- Records from a data source
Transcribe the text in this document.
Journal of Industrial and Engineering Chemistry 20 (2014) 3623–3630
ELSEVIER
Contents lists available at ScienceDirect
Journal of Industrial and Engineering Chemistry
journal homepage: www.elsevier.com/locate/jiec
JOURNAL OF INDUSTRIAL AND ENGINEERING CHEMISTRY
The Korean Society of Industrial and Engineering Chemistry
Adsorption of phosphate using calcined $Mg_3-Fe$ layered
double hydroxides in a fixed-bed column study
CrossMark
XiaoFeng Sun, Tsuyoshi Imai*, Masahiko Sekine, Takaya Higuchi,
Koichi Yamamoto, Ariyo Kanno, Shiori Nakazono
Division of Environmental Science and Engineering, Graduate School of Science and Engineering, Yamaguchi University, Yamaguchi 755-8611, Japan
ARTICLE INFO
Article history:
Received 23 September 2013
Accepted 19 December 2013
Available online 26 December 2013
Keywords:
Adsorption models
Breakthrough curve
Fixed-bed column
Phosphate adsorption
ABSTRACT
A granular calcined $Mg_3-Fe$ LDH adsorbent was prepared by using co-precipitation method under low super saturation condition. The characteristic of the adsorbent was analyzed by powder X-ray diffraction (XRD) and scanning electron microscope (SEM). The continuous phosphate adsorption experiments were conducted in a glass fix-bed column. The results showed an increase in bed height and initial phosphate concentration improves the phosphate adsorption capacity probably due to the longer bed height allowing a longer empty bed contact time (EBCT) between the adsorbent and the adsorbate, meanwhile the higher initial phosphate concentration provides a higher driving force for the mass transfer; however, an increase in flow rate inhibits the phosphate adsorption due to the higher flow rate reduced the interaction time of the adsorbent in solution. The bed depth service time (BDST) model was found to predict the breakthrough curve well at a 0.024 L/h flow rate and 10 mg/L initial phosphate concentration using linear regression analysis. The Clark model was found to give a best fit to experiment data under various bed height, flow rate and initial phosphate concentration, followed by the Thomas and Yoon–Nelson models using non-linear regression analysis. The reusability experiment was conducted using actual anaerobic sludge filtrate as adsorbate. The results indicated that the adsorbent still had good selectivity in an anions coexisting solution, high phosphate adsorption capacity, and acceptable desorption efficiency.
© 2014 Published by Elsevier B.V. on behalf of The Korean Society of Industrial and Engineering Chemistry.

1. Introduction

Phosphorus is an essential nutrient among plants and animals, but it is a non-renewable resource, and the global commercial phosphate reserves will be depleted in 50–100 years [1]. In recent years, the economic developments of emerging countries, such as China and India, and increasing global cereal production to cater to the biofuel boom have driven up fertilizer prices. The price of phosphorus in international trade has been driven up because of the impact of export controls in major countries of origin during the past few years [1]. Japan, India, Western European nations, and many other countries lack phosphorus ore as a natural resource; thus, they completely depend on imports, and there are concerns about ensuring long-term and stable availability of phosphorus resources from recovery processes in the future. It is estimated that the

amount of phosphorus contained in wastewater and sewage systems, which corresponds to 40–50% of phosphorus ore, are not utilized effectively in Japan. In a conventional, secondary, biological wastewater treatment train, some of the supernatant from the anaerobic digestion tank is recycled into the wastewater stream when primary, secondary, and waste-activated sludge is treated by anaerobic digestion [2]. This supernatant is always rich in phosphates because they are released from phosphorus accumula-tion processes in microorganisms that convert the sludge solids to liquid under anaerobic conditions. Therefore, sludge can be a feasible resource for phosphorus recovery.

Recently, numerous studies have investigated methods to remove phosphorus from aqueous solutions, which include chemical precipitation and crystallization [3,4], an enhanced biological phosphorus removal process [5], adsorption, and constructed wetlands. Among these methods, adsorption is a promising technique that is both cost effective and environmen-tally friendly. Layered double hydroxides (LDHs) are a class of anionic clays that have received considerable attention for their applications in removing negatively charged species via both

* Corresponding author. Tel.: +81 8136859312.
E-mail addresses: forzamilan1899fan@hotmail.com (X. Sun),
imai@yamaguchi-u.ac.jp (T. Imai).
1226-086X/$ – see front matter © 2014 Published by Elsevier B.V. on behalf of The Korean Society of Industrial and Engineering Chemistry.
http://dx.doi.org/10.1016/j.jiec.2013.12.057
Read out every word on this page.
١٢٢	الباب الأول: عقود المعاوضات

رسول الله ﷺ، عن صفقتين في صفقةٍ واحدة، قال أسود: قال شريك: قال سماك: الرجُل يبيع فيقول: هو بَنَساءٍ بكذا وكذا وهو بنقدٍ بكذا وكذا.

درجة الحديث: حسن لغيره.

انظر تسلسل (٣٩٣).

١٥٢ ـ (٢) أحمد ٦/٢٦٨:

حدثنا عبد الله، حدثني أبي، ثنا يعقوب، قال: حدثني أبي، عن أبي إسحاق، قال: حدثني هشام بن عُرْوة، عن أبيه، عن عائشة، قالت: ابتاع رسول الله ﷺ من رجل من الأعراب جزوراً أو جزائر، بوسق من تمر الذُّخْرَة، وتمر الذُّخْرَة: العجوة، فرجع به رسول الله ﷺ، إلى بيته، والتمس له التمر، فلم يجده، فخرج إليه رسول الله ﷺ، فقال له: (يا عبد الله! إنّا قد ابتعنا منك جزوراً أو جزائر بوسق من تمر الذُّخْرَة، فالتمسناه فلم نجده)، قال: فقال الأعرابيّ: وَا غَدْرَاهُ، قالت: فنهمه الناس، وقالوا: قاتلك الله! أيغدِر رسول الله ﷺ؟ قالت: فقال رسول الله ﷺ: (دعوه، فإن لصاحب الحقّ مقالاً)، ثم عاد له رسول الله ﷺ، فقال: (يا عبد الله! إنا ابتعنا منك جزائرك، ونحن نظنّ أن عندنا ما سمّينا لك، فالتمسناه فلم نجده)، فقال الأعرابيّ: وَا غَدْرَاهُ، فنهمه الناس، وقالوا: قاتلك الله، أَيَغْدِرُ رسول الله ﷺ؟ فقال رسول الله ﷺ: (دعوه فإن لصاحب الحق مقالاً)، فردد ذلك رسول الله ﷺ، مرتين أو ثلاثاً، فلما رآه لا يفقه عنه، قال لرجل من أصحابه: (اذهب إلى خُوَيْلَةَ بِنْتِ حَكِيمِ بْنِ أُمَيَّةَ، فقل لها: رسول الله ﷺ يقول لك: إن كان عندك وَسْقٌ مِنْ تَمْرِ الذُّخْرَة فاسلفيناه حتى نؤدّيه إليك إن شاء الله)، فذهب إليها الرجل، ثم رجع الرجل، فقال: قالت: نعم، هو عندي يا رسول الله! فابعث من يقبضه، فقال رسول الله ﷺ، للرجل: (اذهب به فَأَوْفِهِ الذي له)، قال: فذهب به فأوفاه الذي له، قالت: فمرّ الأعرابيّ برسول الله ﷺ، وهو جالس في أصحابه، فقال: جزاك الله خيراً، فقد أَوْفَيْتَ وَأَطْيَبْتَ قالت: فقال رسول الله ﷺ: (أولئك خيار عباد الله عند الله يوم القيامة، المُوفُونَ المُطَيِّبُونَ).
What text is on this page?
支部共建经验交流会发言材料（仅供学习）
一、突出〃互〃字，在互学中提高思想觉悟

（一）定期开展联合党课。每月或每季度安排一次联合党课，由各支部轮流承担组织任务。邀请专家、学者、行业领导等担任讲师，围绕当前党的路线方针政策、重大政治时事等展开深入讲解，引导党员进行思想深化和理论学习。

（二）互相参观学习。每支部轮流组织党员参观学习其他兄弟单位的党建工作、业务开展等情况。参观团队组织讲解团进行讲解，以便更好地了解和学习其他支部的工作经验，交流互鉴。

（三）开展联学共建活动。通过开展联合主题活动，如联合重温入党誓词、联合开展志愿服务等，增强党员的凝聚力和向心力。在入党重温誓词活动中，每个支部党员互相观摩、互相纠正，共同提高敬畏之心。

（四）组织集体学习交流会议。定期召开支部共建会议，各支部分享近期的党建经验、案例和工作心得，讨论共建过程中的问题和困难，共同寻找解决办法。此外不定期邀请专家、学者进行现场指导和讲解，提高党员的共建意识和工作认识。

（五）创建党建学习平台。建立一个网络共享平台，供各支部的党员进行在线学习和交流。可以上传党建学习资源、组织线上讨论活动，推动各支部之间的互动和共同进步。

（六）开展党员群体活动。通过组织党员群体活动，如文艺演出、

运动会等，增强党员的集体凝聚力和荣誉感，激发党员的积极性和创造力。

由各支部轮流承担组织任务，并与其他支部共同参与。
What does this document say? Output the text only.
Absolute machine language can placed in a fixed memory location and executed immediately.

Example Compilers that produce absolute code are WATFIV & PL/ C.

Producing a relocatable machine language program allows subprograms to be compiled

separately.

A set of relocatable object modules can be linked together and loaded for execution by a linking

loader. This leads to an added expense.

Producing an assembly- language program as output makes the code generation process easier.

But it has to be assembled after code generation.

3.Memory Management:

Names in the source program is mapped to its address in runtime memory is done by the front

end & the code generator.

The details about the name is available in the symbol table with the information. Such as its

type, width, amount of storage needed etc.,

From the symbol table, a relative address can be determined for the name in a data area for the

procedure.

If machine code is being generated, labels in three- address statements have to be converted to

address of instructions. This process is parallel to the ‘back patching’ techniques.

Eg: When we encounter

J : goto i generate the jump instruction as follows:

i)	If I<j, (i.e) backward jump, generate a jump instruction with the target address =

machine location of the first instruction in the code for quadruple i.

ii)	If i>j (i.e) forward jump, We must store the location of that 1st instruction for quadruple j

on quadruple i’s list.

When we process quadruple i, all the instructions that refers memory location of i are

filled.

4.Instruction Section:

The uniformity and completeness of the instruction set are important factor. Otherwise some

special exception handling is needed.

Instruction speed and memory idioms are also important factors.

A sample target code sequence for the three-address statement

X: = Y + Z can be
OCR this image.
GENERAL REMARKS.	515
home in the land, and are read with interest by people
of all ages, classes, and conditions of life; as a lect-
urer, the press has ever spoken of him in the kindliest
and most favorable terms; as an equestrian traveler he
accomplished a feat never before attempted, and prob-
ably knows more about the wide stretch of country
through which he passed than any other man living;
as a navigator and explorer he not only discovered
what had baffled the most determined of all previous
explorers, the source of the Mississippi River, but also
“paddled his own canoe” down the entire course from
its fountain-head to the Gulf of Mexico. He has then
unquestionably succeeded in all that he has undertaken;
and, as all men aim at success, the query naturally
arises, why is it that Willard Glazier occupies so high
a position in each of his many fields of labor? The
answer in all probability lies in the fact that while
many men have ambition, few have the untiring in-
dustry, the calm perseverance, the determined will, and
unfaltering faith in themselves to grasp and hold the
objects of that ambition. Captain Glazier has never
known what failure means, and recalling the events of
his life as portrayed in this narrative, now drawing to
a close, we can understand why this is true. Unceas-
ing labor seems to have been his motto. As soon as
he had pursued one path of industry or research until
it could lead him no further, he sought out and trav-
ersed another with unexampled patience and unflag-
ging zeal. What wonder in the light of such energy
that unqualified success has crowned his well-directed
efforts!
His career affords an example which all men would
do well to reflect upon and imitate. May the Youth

- Short exercise
Copy all lines from the material that contain "quadruple".

- Output
machine location of the first instruction in the code for quadruple i.
ii)	If i>j (i.e) forward jump, We must store the location of that 1st instruction for quadruple j
on quadruple i’s list.
When we process quadruple i, all the instructions that refers memory location of i are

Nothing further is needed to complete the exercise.